→ Given records
|---|

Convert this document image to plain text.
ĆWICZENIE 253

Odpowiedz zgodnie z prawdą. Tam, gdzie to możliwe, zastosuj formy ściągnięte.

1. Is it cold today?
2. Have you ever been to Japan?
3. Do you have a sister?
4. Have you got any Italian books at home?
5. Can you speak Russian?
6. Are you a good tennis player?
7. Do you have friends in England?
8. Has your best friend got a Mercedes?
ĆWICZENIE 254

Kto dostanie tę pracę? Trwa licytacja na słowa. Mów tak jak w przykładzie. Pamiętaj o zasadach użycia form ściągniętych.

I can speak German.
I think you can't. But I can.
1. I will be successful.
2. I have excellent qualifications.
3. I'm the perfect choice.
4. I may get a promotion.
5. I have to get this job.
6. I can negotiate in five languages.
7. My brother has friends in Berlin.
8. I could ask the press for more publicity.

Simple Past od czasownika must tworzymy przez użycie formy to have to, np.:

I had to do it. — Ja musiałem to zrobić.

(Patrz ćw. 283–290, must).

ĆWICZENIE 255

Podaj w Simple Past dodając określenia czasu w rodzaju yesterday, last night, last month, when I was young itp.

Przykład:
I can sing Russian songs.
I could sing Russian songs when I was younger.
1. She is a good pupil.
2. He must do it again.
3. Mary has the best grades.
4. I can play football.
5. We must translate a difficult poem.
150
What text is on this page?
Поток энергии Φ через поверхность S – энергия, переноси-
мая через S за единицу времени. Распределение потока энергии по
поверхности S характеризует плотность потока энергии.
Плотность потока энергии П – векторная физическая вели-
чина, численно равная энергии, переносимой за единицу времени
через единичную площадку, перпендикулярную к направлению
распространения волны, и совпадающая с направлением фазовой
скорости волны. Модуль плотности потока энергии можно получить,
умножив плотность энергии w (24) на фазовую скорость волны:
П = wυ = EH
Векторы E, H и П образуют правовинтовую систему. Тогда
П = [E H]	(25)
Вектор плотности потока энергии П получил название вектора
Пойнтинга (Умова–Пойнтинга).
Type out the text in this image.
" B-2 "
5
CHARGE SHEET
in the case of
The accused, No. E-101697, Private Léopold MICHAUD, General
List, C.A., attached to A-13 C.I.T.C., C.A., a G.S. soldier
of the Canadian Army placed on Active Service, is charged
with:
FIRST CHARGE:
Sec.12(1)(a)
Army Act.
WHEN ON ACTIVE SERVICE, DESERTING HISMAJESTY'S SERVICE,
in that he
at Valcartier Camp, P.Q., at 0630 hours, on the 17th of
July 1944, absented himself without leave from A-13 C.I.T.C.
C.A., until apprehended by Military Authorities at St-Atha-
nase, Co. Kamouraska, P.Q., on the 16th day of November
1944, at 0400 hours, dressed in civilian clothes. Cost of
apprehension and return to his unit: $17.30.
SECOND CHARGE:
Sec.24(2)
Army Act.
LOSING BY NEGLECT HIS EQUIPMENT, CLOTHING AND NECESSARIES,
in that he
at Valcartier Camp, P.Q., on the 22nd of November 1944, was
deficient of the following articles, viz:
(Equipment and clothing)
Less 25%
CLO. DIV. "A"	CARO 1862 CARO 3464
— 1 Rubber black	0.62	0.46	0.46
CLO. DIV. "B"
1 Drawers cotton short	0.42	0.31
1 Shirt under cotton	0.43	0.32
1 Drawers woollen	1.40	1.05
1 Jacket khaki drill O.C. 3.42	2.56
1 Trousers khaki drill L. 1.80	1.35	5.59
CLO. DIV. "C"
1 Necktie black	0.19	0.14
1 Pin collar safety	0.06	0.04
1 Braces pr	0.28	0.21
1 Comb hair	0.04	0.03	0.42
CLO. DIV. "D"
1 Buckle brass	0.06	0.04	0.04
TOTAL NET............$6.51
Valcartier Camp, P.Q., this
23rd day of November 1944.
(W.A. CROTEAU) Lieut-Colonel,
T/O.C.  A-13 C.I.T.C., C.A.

|---|

Pick out every line with the string "времени" and copy it.

мая через S за единицу времени. Распределение потока энергии по
чина, численно равная энергии, переносимой за единицу времени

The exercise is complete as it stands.